[start of Input rows]
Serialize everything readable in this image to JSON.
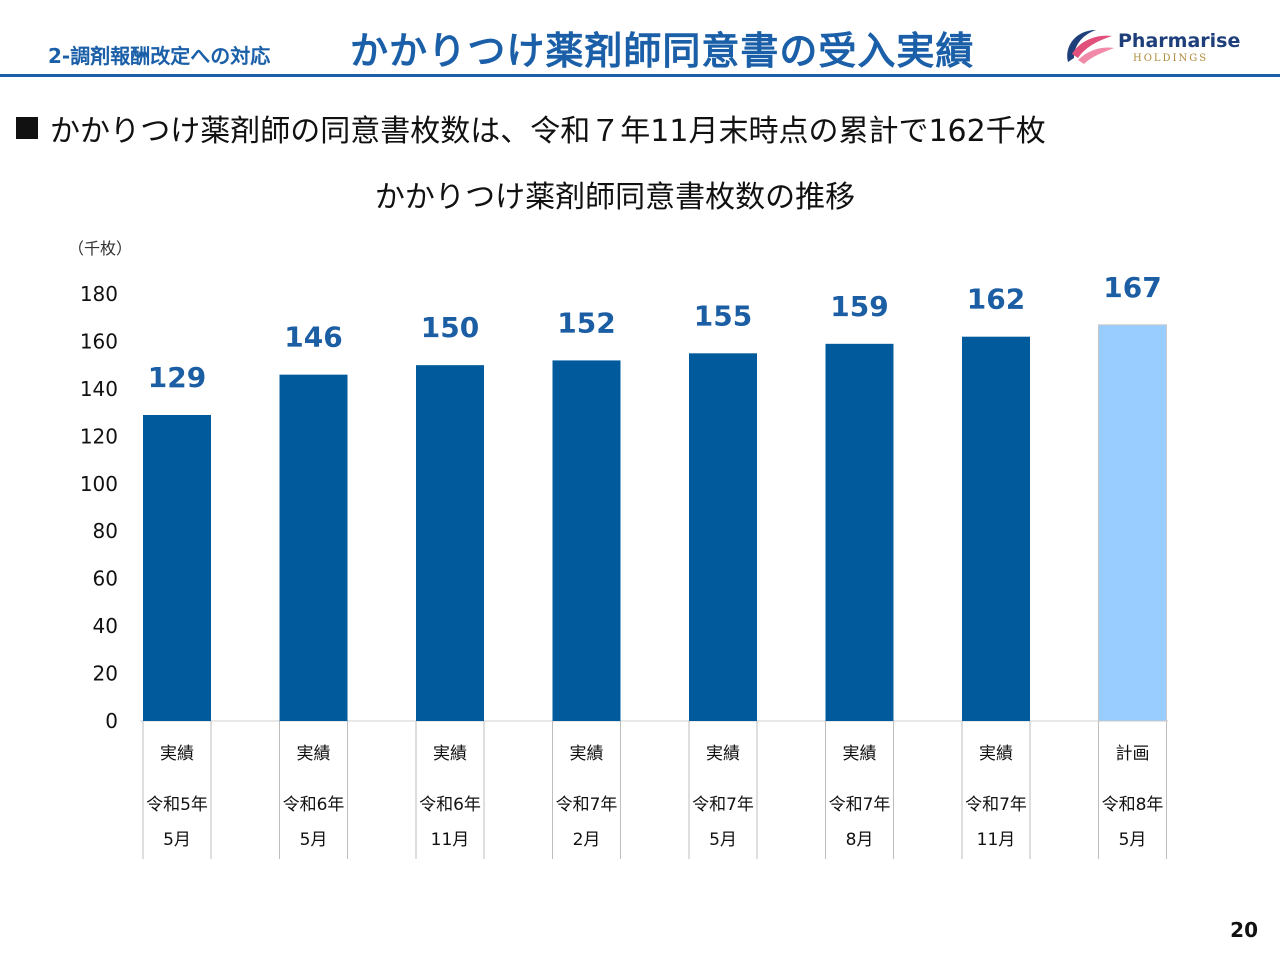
{
  "header": {
    "section_label": "2-調剤報酬改定への対応",
    "title": "かかりつけ薬剤師同意書の受入実績",
    "logo_name": "Pharmarise",
    "logo_sub": "HOLDINGS"
  },
  "bullet": {
    "text": "かかりつけ薬剤師の同意書枚数は、令和７年11月末時点の累計で162千枚"
  },
  "chart_title": "かかりつけ薬剤師同意書枚数の推移",
  "page_number": "20",
  "colors": {
    "accent": "#1a5fa8",
    "actual_bar": "#005a9c",
    "plan_bar": "#99ccff",
    "label": "#1b5ea3"
  },
  "chart_data": {
    "type": "bar",
    "unit_label": "（千枚）",
    "ylim": [
      0,
      180
    ],
    "yticks": [
      "0",
      "20",
      "40",
      "60",
      "80",
      "100",
      "120",
      "140",
      "160",
      "180"
    ],
    "categories": [
      {
        "kind": "実績",
        "year": "令和5年",
        "month": "5月"
      },
      {
        "kind": "実績",
        "year": "令和6年",
        "month": "5月"
      },
      {
        "kind": "実績",
        "year": "令和6年",
        "month": "11月"
      },
      {
        "kind": "実績",
        "year": "令和7年",
        "month": "2月"
      },
      {
        "kind": "実績",
        "year": "令和7年",
        "month": "5月"
      },
      {
        "kind": "実績",
        "year": "令和7年",
        "month": "8月"
      },
      {
        "kind": "実績",
        "year": "令和7年",
        "month": "11月"
      },
      {
        "kind": "計画",
        "year": "令和8年",
        "month": "5月"
      }
    ],
    "values": [
      129,
      146,
      150,
      152,
      155,
      159,
      162,
      167
    ],
    "data_labels": [
      "129",
      "146",
      "150",
      "152",
      "155",
      "159",
      "162",
      "167"
    ],
    "series_type": [
      "actual",
      "actual",
      "actual",
      "actual",
      "actual",
      "actual",
      "actual",
      "plan"
    ]
  }
}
[end of Input rows]
- Exercise aim
Reproduce every entry exactly, but omit each picture.

- Answer to the exercise
Serialize everything readable in this image to JSON.
{
  "header": {
    "section_label": "2-調剤報酬改定への対応",
    "title": "かかりつけ薬剤師同意書の受入実績",
    "logo_name": "Pharmarise",
    "logo_sub": "HOLDINGS"
  },
  "bullet": {
    "text": "かかりつけ薬剤師の同意書枚数は、令和７年11月末時点の累計で162千枚"
  },
  "chart_title": "かかりつけ薬剤師同意書枚数の推移",
  "page_number": "20",
  "colors": {
    "accent": "#1a5fa8",
    "actual_bar": "#005a9c",
    "plan_bar": "#99ccff",
    "label": "#1b5ea3"
  },
  "chart_data": {
    "type": "bar",
    "unit_label": "（千枚）",
    "ylim": [
      0,
      180
    ],
    "yticks": [
      "0",
      "20",
      "40",
      "60",
      "80",
      "100",
      "120",
      "140",
      "160",
      "180"
    ],
    "categories": [
      {
        "kind": "実績",
        "year": "令和5年",
        "month": "5月"
      },
      {
        "kind": "実績",
        "year": "令和6年",
        "month": "5月"
      },
      {
        "kind": "実績",
        "year": "令和6年",
        "month": "11月"
      },
      {
        "kind": "実績",
        "year": "令和7年",
        "month": "2月"
      },
      {
        "kind": "実績",
        "year": "令和7年",
        "month": "5月"
      },
      {
        "kind": "実績",
        "year": "令和7年",
        "month": "8月"
      },
      {
        "kind": "実績",
        "year": "令和7年",
        "month": "11月"
      },
      {
        "kind": "計画",
        "year": "令和8年",
        "month": "5月"
      }
    ],
    "values": [
      129,
      146,
      150,
      152,
      155,
      159,
      162,
      167
    ],
    "data_labels": [
      "129",
      "146",
      "150",
      "152",
      "155",
      "159",
      "162",
      "167"
    ],
    "series_type": [
      "actual",
      "actual",
      "actual",
      "actual",
      "actual",
      "actual",
      "actual",
      "plan"
    ]
  }
}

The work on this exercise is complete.